Stored data entries
>>>
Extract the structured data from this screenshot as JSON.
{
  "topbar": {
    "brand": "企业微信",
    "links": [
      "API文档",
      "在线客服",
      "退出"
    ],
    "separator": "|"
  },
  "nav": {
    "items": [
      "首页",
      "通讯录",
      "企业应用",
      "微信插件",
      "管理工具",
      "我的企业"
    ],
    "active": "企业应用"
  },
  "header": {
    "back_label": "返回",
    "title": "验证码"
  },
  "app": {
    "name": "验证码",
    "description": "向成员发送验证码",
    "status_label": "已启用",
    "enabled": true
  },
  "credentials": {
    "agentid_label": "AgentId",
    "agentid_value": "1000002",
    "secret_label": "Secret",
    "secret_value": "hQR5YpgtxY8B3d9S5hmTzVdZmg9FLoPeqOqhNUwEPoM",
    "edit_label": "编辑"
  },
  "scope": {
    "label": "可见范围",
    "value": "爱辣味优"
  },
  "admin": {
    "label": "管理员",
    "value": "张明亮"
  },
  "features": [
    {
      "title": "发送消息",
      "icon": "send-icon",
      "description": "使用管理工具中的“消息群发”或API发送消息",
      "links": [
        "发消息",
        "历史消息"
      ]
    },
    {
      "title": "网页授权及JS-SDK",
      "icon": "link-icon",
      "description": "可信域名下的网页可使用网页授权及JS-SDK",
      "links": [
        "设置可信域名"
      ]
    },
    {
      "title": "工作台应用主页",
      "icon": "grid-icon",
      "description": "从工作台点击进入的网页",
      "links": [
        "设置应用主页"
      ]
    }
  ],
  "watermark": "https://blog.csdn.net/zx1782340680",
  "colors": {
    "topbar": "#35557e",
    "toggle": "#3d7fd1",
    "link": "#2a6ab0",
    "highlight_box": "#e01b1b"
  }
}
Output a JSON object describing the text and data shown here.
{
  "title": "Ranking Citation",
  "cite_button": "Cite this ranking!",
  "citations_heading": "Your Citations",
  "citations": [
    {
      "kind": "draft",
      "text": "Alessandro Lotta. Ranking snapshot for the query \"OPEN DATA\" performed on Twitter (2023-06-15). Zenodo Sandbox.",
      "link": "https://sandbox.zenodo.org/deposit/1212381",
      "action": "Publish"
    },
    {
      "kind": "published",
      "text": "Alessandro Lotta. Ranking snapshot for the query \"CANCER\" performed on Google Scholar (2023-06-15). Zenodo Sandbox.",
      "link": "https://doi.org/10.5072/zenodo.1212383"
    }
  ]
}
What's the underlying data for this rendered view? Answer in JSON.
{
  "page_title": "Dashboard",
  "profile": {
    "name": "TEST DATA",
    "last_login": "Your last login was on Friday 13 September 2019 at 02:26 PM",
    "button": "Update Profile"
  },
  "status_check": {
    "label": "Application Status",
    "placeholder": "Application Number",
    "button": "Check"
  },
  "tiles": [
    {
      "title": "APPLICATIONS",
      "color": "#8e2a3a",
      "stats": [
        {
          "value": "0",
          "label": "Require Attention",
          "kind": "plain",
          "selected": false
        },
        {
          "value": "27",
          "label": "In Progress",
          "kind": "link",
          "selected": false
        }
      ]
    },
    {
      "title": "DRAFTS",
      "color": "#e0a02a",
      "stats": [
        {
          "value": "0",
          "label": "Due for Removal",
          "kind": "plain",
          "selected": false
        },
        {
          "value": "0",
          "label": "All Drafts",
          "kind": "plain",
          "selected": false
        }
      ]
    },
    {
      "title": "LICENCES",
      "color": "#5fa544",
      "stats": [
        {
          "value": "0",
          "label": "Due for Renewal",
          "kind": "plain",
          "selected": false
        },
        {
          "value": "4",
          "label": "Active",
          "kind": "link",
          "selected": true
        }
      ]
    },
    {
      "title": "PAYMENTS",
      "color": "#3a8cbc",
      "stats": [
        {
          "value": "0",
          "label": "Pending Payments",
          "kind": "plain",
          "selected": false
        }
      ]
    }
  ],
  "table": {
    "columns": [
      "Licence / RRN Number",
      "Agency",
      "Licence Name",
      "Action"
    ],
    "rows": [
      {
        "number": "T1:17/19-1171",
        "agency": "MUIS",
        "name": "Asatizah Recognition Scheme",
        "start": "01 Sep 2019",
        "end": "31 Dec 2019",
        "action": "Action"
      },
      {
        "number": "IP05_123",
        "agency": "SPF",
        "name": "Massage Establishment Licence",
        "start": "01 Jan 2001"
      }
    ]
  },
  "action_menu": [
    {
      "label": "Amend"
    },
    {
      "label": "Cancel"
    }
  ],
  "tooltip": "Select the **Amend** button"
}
<<<
[Work required]:
Above are some records. Count the lines among them with the word "query", and answer with the number only.

[Task answer]:
2